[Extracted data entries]
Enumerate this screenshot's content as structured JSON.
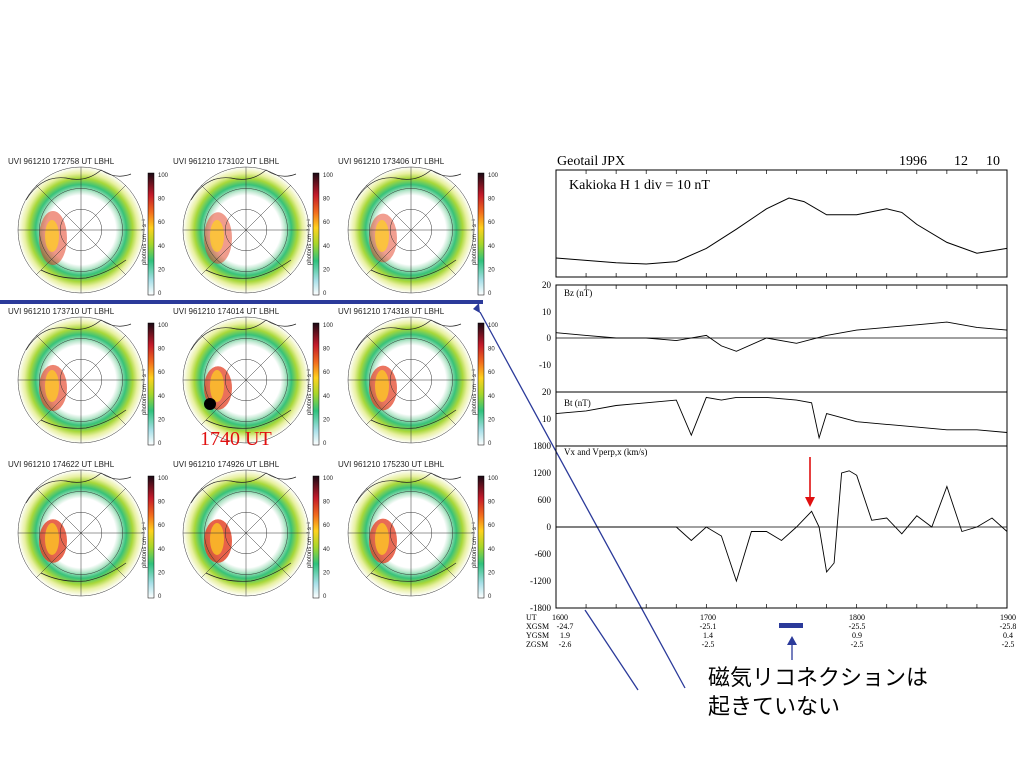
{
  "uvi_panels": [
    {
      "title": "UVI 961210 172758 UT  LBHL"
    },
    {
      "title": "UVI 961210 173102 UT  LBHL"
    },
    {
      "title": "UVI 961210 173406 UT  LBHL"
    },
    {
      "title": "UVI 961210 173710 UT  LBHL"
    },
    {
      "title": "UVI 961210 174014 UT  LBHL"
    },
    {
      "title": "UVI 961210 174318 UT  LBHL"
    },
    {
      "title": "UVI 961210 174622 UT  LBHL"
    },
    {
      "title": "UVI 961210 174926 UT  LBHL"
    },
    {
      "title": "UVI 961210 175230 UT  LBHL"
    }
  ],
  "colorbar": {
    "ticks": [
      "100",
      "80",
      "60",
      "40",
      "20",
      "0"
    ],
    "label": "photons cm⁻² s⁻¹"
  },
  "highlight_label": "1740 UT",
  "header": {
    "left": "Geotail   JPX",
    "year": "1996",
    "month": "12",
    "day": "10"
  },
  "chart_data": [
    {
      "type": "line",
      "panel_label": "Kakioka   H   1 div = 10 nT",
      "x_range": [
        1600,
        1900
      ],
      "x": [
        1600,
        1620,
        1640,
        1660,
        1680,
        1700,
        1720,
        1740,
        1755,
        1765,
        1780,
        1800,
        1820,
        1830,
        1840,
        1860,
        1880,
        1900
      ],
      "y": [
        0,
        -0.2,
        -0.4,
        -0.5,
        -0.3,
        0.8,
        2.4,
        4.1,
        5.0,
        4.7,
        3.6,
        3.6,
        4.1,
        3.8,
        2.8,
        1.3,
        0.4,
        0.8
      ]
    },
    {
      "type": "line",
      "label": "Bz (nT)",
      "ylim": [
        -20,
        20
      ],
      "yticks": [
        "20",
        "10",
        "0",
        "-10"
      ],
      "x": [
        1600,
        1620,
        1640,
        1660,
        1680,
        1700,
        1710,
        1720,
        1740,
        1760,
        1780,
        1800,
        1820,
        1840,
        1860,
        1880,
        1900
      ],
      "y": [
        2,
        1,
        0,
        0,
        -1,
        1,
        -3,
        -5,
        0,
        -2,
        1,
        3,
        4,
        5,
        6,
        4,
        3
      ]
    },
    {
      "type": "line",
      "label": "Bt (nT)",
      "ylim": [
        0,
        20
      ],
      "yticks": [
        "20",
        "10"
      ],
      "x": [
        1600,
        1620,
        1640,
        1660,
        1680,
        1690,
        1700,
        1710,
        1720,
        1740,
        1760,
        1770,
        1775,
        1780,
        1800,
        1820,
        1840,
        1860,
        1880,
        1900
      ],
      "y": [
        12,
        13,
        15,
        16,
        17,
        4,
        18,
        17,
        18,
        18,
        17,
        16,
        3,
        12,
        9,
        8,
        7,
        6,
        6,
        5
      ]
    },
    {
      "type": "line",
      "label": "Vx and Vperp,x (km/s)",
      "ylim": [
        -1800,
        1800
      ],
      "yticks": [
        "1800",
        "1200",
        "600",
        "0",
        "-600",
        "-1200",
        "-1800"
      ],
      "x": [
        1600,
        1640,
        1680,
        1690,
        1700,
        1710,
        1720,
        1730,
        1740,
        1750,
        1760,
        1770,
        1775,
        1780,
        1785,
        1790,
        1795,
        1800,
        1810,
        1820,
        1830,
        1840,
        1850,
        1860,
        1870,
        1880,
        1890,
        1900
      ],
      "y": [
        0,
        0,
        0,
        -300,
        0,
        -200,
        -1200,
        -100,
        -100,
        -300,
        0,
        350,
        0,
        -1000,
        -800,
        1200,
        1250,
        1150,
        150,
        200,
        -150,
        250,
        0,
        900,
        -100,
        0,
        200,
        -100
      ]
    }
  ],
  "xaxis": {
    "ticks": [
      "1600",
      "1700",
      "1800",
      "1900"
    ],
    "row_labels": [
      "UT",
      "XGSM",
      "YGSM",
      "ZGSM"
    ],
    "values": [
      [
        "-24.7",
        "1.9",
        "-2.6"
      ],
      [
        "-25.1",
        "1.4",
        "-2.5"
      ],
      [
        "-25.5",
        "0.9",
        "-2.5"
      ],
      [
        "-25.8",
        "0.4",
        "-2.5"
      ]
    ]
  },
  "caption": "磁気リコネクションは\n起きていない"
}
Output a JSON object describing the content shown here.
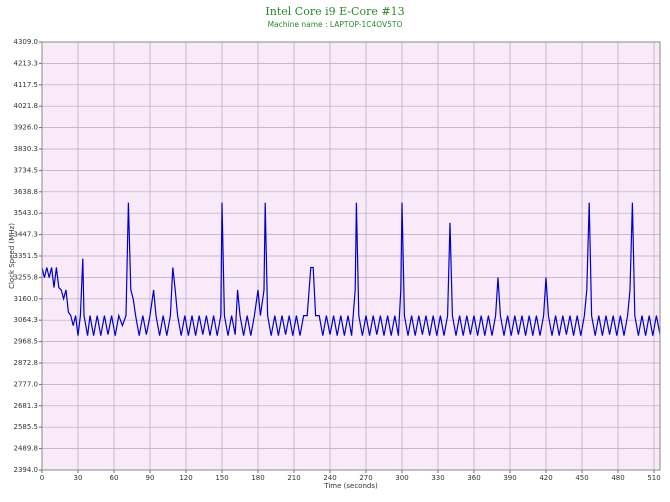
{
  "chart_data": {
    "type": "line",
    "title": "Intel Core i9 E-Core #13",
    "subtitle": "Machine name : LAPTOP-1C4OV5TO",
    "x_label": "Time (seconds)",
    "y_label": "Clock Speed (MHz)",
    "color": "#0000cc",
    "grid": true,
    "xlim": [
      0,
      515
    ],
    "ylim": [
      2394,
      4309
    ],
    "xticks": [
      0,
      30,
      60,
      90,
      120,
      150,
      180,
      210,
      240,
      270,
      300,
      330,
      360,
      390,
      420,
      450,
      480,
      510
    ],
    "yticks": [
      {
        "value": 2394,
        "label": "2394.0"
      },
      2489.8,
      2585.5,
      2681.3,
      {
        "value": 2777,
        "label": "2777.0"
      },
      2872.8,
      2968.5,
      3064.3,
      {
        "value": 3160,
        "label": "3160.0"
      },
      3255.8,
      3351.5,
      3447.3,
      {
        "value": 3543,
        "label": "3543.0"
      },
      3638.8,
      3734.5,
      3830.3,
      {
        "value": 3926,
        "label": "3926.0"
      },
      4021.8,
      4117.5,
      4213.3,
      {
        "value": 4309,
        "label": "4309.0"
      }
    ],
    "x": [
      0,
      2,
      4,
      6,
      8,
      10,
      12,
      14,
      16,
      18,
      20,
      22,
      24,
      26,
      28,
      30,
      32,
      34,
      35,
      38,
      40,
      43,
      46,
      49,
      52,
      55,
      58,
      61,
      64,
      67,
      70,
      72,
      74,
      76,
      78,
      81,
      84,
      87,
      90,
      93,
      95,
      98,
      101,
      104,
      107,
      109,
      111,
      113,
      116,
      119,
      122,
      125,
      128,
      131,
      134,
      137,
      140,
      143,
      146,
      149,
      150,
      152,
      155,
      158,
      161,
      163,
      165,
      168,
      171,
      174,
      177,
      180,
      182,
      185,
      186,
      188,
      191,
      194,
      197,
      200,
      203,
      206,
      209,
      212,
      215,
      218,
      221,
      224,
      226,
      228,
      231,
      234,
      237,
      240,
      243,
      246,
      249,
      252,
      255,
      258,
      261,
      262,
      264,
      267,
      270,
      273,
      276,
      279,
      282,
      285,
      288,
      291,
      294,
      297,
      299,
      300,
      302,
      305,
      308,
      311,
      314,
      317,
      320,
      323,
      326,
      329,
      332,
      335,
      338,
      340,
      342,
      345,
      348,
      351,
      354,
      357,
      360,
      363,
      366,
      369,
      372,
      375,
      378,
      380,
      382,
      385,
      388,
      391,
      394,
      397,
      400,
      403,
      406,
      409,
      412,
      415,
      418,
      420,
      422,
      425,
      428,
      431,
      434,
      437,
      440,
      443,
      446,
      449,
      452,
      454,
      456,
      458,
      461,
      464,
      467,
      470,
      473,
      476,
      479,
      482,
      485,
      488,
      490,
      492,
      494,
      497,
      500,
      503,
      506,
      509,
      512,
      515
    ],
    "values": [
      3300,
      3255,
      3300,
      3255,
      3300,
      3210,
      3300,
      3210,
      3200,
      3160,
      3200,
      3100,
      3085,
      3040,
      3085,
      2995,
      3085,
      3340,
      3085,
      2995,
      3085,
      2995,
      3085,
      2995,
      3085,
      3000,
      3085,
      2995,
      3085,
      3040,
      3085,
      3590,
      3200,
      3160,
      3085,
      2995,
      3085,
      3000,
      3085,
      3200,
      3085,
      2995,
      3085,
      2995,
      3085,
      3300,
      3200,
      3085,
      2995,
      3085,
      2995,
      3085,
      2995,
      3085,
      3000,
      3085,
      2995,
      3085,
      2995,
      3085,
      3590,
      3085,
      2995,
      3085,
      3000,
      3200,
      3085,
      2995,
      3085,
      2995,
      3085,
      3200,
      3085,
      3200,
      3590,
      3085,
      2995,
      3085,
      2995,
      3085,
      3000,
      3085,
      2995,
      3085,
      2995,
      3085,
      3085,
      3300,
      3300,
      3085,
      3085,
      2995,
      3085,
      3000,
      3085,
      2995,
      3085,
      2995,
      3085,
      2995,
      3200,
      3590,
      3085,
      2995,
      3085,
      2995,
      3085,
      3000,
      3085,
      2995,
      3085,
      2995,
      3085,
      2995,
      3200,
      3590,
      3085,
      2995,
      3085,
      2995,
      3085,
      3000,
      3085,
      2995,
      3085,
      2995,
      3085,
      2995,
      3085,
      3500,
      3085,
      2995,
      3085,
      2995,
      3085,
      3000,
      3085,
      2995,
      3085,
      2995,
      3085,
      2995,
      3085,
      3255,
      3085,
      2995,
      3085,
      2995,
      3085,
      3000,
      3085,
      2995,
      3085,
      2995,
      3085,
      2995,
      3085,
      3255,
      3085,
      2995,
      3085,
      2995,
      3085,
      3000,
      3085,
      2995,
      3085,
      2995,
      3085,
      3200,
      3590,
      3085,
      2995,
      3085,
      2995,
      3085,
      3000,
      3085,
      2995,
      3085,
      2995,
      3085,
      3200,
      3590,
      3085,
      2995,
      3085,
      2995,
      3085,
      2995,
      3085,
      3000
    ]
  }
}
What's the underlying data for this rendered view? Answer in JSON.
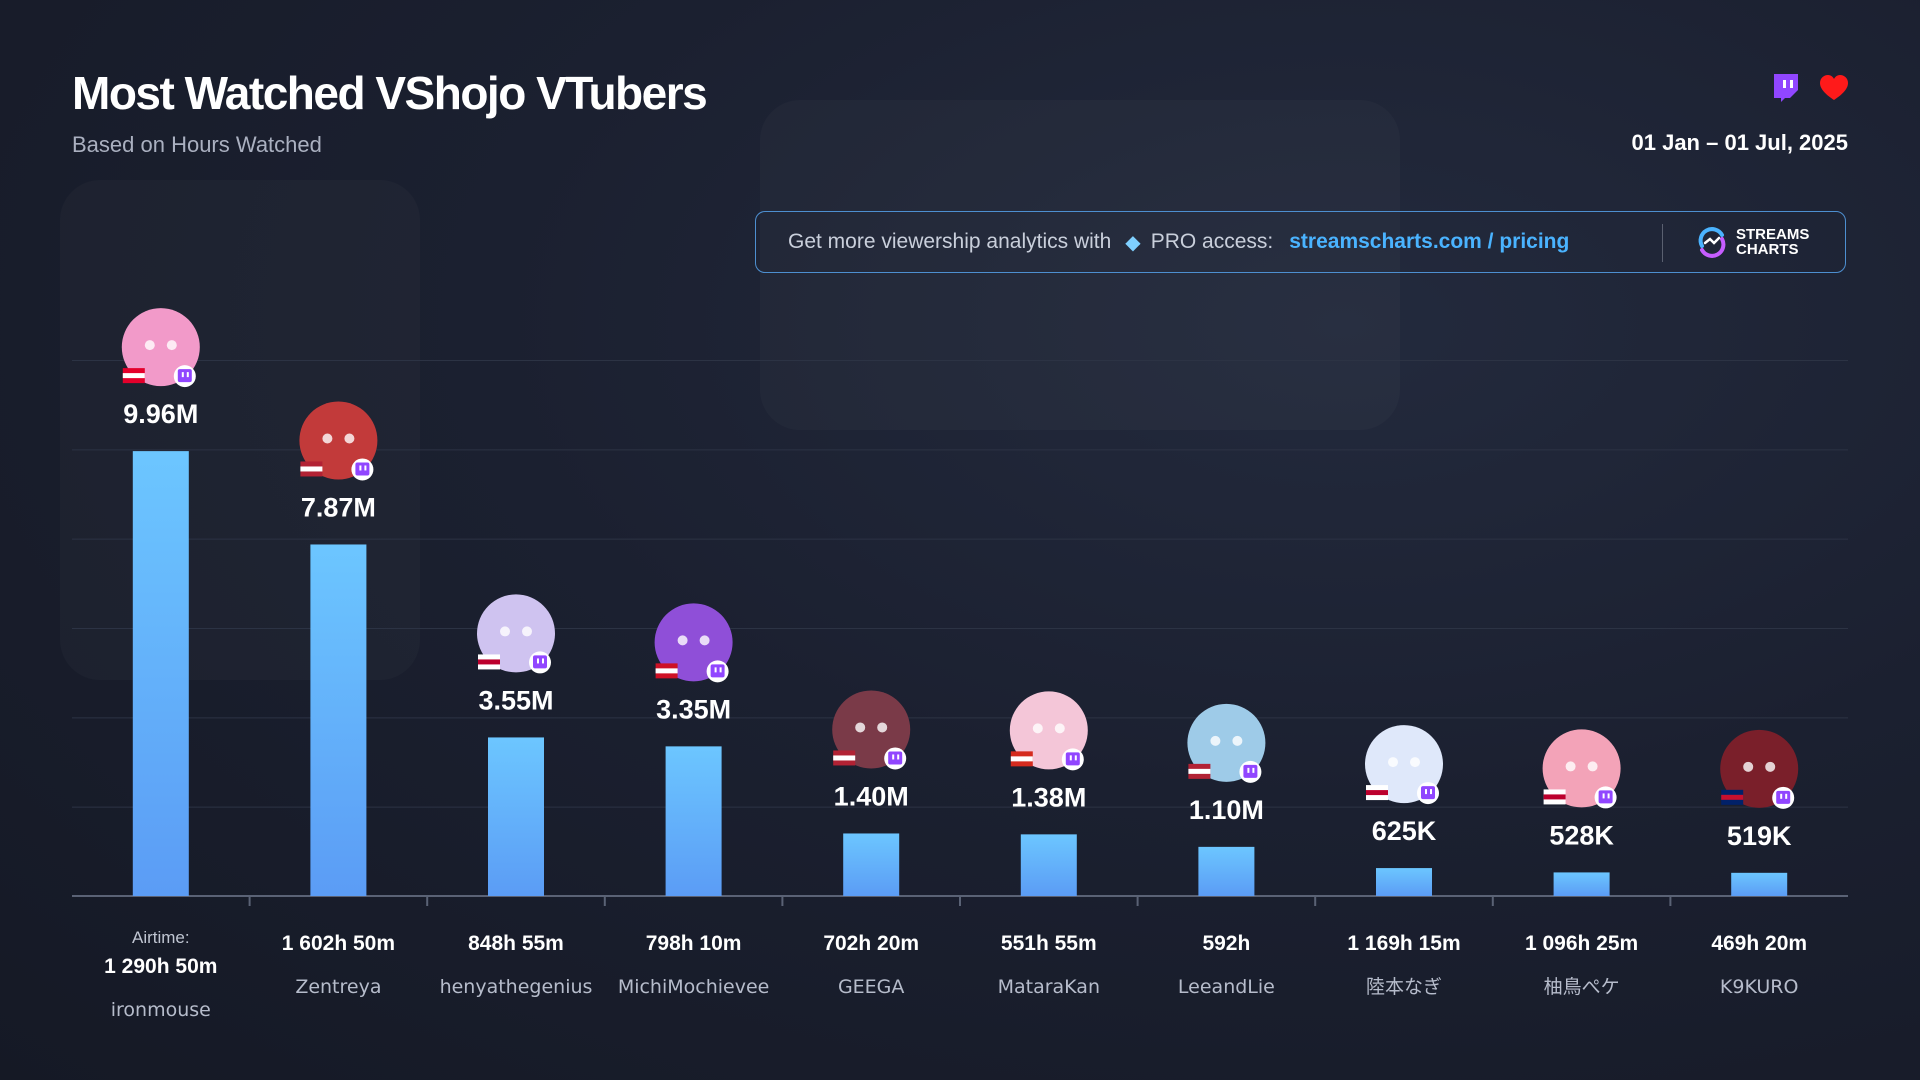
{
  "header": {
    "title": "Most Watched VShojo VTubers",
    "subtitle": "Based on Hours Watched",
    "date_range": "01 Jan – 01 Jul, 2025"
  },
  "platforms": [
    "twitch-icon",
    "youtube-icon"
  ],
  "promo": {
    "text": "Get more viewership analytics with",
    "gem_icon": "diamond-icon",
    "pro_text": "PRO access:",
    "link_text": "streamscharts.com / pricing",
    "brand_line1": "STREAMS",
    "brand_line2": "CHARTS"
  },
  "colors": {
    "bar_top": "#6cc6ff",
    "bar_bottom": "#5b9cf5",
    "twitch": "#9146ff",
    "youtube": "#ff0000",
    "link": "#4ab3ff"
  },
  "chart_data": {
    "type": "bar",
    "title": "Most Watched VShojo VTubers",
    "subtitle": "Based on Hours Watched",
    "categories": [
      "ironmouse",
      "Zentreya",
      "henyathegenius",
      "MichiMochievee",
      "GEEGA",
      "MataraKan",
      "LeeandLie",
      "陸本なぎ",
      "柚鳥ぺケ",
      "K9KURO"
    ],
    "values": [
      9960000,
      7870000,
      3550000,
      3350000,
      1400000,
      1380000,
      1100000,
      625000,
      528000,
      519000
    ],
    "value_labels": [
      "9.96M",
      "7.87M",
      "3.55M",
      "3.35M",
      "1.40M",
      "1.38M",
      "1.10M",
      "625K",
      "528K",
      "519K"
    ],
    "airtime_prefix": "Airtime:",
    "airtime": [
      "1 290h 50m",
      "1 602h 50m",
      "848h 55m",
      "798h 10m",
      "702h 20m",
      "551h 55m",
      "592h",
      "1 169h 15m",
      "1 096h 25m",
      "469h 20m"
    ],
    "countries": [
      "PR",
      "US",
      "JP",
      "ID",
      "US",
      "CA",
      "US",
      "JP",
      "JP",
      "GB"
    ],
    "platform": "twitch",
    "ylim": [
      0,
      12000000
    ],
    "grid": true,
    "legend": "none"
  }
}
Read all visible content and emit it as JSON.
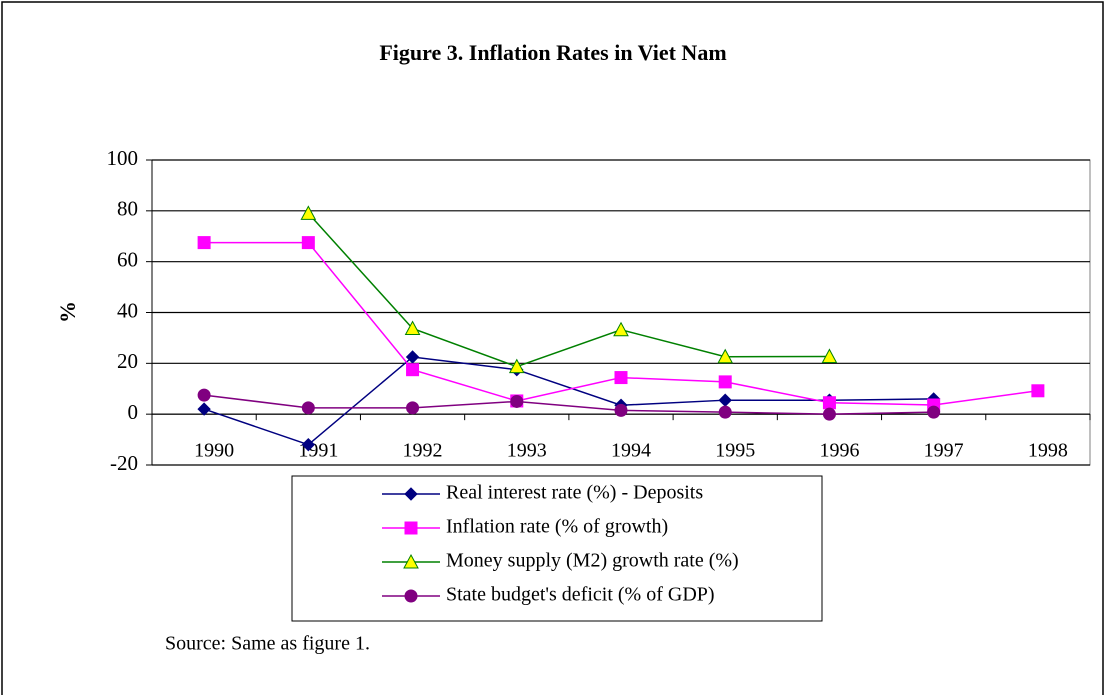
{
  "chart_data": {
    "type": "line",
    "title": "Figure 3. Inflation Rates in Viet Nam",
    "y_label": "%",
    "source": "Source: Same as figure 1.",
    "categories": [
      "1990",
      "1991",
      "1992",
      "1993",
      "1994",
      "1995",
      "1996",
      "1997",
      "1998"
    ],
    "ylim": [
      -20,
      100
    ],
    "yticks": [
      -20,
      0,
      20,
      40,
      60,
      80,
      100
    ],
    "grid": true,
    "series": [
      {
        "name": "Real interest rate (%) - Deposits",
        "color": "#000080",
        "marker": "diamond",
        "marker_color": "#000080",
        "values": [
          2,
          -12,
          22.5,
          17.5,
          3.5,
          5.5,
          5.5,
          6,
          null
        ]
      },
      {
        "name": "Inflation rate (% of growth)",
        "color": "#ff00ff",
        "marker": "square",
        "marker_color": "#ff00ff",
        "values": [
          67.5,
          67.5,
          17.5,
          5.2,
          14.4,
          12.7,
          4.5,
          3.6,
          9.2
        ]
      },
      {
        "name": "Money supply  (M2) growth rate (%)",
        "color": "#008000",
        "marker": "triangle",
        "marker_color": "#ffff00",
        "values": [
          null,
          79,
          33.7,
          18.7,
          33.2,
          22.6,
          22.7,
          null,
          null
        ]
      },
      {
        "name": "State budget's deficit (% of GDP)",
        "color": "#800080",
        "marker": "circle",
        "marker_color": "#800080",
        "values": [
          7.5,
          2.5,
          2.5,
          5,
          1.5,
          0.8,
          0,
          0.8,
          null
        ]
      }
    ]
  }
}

Aim of the exercise
Gather all lines of the records that include the word "icon".

Task output
    "twitch-icon",
    "youtube-icon"
    "gem_icon": "diamond-icon",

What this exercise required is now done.